━━ PROVIDED ENTRIES ━━

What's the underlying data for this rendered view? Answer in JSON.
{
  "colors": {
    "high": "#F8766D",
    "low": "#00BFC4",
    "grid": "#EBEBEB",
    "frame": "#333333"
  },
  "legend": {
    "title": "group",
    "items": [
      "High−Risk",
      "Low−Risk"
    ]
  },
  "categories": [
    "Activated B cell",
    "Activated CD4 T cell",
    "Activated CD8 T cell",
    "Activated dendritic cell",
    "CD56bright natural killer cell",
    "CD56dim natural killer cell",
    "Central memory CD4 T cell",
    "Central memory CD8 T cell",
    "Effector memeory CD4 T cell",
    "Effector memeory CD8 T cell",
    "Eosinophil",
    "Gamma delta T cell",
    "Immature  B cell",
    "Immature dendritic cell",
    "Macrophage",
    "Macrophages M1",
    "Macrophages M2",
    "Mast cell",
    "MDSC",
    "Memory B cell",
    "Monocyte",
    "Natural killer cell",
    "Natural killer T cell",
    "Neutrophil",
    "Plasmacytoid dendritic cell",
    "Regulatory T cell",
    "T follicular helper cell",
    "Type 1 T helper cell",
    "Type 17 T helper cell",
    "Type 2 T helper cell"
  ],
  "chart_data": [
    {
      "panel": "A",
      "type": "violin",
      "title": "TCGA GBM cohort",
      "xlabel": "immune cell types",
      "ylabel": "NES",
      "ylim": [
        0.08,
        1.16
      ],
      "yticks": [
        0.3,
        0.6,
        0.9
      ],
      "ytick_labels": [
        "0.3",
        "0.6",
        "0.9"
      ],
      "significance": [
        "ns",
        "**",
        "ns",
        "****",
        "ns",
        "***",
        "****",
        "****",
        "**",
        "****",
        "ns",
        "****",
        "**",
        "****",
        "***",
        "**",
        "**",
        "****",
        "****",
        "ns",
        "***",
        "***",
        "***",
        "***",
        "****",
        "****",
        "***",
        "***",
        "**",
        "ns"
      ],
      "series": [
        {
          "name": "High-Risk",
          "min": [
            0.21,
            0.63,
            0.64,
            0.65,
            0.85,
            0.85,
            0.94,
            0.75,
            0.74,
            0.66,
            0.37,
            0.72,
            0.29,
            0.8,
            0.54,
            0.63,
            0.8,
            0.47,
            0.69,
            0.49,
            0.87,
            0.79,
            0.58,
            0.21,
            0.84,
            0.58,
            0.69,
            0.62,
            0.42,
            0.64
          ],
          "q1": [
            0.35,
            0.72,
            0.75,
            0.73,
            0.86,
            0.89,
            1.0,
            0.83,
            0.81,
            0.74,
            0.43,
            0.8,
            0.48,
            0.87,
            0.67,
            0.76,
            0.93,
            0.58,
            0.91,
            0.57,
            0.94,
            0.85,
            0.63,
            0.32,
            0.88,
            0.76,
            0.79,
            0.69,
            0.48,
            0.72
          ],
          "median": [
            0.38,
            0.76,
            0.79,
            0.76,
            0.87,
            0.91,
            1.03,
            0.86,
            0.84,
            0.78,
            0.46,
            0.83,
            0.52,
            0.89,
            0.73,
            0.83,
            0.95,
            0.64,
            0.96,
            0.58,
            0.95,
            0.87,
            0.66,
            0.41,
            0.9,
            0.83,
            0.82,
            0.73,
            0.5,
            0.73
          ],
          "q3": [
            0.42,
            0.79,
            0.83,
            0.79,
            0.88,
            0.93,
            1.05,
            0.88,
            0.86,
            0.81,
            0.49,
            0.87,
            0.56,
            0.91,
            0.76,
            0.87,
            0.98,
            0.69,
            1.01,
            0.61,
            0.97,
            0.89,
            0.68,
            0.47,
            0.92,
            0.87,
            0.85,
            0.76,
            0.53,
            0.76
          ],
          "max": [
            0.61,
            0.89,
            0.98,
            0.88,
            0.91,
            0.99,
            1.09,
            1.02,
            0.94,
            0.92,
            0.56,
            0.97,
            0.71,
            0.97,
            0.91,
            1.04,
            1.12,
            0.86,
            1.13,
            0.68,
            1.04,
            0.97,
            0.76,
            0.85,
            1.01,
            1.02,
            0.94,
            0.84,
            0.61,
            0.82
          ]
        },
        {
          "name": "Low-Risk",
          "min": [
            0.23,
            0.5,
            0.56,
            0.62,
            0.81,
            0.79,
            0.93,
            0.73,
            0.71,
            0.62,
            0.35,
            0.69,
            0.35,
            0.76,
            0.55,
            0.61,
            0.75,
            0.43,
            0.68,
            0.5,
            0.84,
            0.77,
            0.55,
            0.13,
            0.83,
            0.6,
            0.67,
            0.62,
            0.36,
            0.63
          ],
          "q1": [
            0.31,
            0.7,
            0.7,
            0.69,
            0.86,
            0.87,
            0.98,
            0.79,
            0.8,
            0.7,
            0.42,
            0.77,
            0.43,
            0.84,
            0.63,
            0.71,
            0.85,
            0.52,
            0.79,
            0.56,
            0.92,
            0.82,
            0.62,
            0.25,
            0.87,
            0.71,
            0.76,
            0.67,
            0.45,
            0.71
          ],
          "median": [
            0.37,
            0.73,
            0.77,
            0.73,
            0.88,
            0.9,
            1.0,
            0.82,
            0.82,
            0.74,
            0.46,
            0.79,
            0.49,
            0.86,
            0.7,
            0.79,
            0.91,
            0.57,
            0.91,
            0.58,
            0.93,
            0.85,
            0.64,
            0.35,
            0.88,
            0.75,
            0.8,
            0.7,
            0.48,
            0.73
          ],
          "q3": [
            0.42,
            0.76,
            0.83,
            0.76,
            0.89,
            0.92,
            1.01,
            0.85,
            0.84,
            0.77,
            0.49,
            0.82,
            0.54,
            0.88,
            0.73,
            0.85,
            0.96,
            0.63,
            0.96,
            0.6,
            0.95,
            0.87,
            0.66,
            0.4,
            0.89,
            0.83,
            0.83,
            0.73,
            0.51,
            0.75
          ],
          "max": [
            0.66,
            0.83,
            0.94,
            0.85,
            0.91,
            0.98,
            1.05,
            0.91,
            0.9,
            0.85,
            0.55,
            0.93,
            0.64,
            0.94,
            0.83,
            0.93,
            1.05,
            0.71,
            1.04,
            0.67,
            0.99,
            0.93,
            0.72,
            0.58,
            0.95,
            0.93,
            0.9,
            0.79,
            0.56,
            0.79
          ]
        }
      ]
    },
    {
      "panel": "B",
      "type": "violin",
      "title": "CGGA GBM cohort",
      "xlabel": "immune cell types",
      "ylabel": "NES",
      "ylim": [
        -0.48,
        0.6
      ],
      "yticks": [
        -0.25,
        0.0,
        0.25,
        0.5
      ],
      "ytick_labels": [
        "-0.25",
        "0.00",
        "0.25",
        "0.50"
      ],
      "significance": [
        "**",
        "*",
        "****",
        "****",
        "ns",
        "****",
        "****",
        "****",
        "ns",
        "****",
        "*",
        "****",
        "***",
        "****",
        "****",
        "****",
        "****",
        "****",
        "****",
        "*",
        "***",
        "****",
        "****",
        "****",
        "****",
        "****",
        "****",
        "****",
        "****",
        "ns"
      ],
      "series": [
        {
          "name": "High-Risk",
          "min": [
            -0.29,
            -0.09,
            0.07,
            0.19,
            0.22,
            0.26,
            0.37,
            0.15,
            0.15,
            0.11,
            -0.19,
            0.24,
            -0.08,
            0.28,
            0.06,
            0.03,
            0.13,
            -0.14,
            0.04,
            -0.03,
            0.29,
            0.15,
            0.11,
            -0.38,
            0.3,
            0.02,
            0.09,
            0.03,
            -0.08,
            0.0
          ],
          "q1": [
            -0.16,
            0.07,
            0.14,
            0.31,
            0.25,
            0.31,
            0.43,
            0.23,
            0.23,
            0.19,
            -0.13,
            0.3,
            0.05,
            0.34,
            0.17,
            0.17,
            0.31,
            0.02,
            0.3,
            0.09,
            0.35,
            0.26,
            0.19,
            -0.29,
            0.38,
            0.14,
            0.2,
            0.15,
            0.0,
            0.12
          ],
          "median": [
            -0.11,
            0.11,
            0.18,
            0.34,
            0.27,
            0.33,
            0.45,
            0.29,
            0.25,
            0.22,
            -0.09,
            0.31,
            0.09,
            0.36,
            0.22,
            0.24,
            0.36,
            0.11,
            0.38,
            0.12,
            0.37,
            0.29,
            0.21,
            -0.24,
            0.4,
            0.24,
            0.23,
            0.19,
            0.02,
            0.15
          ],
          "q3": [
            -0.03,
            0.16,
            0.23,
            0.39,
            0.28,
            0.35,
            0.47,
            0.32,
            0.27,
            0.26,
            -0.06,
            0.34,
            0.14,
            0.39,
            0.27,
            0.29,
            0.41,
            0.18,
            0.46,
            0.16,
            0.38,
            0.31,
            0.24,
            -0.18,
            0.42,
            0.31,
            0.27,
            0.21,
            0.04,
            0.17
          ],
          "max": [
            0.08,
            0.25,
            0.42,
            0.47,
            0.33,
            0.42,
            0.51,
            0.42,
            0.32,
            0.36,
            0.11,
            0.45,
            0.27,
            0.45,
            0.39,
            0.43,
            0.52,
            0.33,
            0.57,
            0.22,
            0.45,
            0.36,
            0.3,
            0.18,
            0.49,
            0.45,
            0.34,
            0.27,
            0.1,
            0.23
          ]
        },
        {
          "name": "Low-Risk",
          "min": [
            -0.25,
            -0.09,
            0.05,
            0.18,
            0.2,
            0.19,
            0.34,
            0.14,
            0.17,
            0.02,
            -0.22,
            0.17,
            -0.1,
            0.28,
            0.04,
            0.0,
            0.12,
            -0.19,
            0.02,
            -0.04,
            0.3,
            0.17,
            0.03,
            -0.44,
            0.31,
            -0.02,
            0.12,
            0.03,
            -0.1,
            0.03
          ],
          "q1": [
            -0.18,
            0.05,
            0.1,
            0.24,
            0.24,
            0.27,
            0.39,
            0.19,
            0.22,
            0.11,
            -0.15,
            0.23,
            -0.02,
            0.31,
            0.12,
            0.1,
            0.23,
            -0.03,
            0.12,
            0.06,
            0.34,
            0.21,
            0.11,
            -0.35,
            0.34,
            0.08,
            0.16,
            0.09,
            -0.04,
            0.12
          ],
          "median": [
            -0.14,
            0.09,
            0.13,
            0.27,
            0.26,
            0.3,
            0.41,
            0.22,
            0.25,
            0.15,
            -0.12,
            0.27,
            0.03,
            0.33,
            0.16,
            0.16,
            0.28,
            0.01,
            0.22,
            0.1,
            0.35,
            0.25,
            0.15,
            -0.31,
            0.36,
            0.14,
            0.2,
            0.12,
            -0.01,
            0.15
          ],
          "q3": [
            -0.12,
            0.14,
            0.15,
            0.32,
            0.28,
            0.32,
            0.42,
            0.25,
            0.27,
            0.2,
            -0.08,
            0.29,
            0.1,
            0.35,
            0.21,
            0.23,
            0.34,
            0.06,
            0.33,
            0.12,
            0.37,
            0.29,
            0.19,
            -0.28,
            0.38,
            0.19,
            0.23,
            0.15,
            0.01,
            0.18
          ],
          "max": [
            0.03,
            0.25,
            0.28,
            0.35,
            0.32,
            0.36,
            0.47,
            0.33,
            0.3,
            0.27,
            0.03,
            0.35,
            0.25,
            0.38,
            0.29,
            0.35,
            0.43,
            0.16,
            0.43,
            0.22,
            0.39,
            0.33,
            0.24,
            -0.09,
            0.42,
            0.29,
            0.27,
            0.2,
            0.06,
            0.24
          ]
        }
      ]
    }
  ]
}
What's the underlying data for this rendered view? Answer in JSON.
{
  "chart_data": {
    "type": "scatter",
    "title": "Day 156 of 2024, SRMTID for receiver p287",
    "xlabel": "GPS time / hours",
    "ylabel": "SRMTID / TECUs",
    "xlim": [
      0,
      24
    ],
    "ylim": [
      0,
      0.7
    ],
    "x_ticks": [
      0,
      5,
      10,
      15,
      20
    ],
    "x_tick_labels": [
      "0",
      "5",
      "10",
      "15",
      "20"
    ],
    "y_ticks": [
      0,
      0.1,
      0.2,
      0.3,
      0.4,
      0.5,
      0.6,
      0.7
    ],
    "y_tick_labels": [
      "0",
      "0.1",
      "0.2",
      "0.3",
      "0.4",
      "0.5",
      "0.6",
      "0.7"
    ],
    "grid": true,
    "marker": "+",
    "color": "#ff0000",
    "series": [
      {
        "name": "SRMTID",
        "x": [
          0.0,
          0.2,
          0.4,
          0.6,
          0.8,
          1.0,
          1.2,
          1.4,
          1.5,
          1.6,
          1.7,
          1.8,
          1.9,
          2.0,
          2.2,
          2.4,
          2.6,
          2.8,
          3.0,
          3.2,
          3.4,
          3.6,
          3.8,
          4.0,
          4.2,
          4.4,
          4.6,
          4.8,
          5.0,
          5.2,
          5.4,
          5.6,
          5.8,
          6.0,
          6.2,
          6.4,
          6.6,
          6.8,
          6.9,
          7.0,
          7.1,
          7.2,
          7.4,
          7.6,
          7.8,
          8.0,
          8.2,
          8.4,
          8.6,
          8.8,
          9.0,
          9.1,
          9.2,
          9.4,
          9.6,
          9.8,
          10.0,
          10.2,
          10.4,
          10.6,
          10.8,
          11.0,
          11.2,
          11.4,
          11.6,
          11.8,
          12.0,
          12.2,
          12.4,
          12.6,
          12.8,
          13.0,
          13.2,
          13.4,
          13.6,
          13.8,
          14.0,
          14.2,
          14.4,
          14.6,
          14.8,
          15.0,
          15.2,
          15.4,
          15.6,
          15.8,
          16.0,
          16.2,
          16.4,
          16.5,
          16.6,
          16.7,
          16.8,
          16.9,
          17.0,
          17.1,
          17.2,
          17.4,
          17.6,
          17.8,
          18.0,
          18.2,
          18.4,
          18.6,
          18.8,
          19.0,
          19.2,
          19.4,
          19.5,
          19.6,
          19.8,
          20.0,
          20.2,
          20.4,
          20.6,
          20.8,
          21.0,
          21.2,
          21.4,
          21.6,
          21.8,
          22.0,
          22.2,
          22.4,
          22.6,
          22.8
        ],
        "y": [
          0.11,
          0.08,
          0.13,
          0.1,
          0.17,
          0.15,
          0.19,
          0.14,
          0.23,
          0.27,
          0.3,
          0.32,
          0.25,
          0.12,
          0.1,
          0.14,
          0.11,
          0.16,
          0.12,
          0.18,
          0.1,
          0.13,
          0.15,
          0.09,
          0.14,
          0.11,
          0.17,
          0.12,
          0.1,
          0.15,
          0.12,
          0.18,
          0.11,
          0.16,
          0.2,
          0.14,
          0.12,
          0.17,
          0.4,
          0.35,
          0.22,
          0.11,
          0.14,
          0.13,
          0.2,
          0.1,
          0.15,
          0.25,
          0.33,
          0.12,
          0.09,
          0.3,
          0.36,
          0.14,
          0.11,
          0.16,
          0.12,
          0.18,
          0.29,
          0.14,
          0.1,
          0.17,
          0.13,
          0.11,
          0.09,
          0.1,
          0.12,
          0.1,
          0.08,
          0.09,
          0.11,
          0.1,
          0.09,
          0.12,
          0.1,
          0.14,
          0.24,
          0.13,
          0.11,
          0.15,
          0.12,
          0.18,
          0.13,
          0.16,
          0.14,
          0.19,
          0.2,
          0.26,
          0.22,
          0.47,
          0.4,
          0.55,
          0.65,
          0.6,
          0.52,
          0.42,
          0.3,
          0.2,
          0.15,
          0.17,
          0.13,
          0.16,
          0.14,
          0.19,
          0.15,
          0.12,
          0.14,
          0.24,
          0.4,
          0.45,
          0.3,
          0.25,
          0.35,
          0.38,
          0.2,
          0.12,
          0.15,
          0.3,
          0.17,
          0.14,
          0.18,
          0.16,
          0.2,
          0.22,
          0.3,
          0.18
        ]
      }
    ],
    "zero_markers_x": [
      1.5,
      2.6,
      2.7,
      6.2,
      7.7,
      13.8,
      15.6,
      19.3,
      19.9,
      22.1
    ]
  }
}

━━━

# [WORK INSTRUCTIONS]
Above are the entries; count how many of their lines contain the word "Central" and give only that number.

# [TASK ANSWER]
2